- Written task -
Reproduce each line exactly.

Dataset items

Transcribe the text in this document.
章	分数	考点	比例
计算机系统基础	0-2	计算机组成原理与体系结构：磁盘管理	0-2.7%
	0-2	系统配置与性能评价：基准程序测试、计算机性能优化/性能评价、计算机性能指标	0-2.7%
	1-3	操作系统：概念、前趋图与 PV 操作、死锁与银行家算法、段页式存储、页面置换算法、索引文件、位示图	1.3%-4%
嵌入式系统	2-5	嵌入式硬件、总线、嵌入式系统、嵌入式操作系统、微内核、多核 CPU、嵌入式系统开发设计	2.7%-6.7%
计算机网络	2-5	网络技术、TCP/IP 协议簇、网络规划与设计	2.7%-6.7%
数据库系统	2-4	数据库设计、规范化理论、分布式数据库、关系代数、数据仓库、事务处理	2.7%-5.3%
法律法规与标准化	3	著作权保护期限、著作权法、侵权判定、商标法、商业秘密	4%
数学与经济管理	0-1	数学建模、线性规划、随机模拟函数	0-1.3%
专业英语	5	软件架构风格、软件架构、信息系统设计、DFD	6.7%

- Response -
Transcribe the text in this document.
章	分数	考点	比例
计算机系统基础	0-2	计算机组成原理与体系结构：磁盘管理	0-2.7%
	0-2	系统配置与性能评价：基准程序测试、计算机性能优化/性能评价、计算机性能指标	0-2.7%
	1-3	操作系统：概念、前趋图与 PV 操作、死锁与银行家算法、段页式存储、页面置换算法、索引文件、位示图	1.3%-4%
嵌入式系统	2-5	嵌入式硬件、总线、嵌入式系统、嵌入式操作系统、微内核、多核 CPU、嵌入式系统开发设计	2.7%-6.7%
计算机网络	2-5	网络技术、TCP/IP 协议簇、网络规划与设计	2.7%-6.7%
数据库系统	2-4	数据库设计、规范化理论、分布式数据库、关系代数、数据仓库、事务处理	2.7%-5.3%
法律法规与标准化	3	著作权保护期限、著作权法、侵权判定、商标法、商业秘密	4%
数学与经济管理	0-1	数学建模、线性规划、随机模拟函数	0-1.3%
专业英语	5	软件架构风格、软件架构、信息系统设计、DFD	6.7%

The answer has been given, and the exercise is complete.